Source excerpt:
:::::

He is particularly elated that Southgate has found room for Leicester’s talismanic playmaker James Maddison, one of the Premier League’s form men.
“For me the debate is whether he starts,” Lineker says firmly.
“I don’t see a better English player in the Premier League at the moment, the way he performs, the way he twists and turns and breaks the lines and threads little balls through.
“I would have been gutted for Maddison if he hadn’t made it but I would have been gutted for England. Gareth has seen it, he’s played himself into it.”
His public advocacy for Maddison on social media is one of his less controversial Twitter campaigns. Lineker is a fierce defender of his right to express his opinions – political, sporting or anything in between – on the platform and has brushed off squeals from those who object and say he should be constrained by BBC impartiality rules.
“It’s staggering, really,” he says of the scrutiny around his Twitter musings.
“I’ve been on it ten years almost to the day. It’s an enormous platform and if you’ve got 8.5m followers then whatever you tweet, some of them won’t like it and they’re the ones who shout the loudest.

:::::

Listings of boxed layout items:
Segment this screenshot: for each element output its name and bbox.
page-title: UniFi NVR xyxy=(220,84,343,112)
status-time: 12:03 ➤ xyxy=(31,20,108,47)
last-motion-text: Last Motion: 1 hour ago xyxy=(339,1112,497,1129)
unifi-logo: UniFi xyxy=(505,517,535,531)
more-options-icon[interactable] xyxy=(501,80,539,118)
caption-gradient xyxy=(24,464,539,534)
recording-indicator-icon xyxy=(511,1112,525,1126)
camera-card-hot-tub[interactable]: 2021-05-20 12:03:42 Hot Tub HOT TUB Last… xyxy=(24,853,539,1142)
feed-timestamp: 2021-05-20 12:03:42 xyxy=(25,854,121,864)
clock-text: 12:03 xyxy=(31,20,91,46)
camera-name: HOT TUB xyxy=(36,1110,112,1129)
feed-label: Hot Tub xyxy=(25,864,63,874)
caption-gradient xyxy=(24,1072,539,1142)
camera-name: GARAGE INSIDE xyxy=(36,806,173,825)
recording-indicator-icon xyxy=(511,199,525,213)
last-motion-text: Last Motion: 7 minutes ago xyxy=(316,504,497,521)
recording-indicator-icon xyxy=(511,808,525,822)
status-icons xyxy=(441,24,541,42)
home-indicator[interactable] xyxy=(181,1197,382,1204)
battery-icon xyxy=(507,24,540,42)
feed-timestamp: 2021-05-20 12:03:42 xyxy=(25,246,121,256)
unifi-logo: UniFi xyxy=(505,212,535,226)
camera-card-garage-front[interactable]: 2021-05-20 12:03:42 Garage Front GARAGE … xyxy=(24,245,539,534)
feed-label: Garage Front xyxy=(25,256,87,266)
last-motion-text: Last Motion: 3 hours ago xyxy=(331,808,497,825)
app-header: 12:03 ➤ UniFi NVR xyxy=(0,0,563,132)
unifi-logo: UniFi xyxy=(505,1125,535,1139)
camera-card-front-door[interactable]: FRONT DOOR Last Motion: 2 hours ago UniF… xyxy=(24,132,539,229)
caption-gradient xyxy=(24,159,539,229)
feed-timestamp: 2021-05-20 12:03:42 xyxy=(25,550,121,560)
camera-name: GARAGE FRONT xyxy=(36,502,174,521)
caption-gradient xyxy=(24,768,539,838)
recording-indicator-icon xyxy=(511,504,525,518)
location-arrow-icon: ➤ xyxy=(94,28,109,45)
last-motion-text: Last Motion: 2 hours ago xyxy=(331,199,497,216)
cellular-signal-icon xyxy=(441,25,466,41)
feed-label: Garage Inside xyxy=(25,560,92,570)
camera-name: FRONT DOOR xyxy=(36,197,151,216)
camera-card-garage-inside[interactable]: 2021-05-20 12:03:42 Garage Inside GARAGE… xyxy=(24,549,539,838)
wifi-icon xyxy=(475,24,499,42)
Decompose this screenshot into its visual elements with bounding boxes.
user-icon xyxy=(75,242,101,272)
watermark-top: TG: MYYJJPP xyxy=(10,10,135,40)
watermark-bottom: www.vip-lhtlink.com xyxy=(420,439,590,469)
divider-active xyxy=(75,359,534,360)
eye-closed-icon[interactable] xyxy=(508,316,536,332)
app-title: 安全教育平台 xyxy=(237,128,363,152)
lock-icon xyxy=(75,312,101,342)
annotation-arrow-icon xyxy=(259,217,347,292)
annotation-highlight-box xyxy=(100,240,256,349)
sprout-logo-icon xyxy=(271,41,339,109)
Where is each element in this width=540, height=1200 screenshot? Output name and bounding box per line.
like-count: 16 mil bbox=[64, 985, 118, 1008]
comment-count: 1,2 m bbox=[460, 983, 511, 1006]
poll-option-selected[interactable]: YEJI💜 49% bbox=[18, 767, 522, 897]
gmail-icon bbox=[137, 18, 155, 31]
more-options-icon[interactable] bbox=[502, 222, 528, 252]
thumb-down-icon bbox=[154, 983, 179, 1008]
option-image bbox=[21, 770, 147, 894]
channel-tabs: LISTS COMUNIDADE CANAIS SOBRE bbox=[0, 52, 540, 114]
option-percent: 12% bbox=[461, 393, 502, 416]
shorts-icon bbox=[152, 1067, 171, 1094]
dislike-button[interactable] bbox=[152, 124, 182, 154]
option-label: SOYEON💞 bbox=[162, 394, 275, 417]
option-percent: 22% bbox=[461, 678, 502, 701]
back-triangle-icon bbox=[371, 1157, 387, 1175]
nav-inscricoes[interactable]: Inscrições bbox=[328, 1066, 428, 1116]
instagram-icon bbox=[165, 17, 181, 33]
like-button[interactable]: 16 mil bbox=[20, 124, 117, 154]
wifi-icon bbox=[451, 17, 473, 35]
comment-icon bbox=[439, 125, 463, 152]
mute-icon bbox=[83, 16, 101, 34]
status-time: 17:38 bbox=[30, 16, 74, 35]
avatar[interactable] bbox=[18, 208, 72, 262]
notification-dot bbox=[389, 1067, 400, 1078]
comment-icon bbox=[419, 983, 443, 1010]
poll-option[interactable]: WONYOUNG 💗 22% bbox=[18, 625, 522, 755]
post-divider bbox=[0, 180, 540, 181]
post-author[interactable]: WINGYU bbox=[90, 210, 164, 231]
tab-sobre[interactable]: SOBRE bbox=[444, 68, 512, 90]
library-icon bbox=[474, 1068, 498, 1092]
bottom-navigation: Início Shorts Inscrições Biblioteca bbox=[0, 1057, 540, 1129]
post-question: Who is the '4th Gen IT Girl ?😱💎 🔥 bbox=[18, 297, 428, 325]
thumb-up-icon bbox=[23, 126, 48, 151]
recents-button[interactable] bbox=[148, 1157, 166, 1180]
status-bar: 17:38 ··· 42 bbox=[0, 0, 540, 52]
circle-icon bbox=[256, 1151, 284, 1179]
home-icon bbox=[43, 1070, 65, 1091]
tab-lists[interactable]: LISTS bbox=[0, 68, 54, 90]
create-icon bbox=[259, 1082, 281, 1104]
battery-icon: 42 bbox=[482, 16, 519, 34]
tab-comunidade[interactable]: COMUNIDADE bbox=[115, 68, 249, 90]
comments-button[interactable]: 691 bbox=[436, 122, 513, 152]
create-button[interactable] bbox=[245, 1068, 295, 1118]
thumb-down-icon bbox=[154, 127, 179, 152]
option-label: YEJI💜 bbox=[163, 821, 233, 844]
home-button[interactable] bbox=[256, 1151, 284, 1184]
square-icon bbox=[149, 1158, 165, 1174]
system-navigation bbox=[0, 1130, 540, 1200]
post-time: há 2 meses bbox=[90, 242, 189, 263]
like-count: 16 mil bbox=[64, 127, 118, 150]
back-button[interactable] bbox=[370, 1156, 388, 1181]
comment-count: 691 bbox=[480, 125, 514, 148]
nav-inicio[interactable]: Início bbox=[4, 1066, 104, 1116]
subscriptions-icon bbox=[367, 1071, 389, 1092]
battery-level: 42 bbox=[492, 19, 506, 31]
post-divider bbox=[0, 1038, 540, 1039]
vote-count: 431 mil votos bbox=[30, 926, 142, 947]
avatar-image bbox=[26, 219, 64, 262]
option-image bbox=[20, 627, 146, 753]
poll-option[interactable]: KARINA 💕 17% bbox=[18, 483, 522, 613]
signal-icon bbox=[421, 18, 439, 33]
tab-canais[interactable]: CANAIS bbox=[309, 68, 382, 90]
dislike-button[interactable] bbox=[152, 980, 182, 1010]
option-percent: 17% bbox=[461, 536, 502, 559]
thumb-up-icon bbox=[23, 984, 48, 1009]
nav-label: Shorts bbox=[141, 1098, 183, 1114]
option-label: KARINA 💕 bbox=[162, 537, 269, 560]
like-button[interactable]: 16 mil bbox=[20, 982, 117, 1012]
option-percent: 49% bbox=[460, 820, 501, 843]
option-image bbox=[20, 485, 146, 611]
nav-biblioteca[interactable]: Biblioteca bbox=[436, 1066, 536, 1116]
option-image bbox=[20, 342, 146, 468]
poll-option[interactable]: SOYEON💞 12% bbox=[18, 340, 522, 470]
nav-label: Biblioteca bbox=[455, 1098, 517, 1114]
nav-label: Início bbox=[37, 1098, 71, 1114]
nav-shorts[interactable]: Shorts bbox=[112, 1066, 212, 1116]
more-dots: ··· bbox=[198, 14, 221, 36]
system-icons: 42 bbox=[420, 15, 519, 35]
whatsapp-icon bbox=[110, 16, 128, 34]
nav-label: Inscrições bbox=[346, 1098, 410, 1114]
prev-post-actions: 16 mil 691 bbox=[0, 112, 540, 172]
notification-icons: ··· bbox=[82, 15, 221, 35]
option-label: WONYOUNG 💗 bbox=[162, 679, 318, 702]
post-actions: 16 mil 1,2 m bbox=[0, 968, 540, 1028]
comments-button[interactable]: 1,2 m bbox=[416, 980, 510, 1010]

:::::

Requirement A:
Write out the section of the excerpt on Lineker and Maddison from "He is particularly" up to and including "BBC impartiality rules.".
Requirement B:
Answer these questions using the excerpt on Lineker and Maddison.
(i) Which club does Maddison play for?
(ii) How many followers does Lineker say he has?
(iii) How long has Lineker been on the platform?
Requirement C:
Carry on the excerpt on Lineker and Maddison from the point where it stops.

Task result A:
He is particularly elated that Southgate has found room for Leicester’s talismanic playmaker James Maddison, one of the Premier League’s form men.
“For me the debate is whether he starts,” Lineker says firmly.
“I don’t see a better English player in the Premier League at the moment, the way he performs, the way he twists and turns and breaks the lines and threads little balls through.
“I would have been gutted for Maddison if he hadn’t made it but I would have been gutted for England. Gareth has seen it, he’s played himself into it.”
His public advocacy for Maddison on social media is one of his less controversial Twitter campaigns. Lineker is a fierce defender of his right to express his opinions – political, sporting or anything in between – on the platform and has brushed off squeals from those who object and say he should be constrained by BBC impartiality rules.

Task result B:
(i) Leicester
(ii) 8.5m
(iii) Ten years, almost to the day

Task result C:
“I’ve got that platform because I say what I think. I really enjoy it – sometimes I upset a few people but they’re generally the right sort of people to upset.
“It’s funny, people who say stick to football usually only say it because they disagree with what you’re saying. And then on this issue it’ll be people saying ‘Why are you sticking to the football?’ You can’t win.
“The BBC monitor things but they can trust me.” A mischievous grin crosses his lips at that. Lineker won’t be silenced and with Qatar looming on the horizon, that can only be a good thing.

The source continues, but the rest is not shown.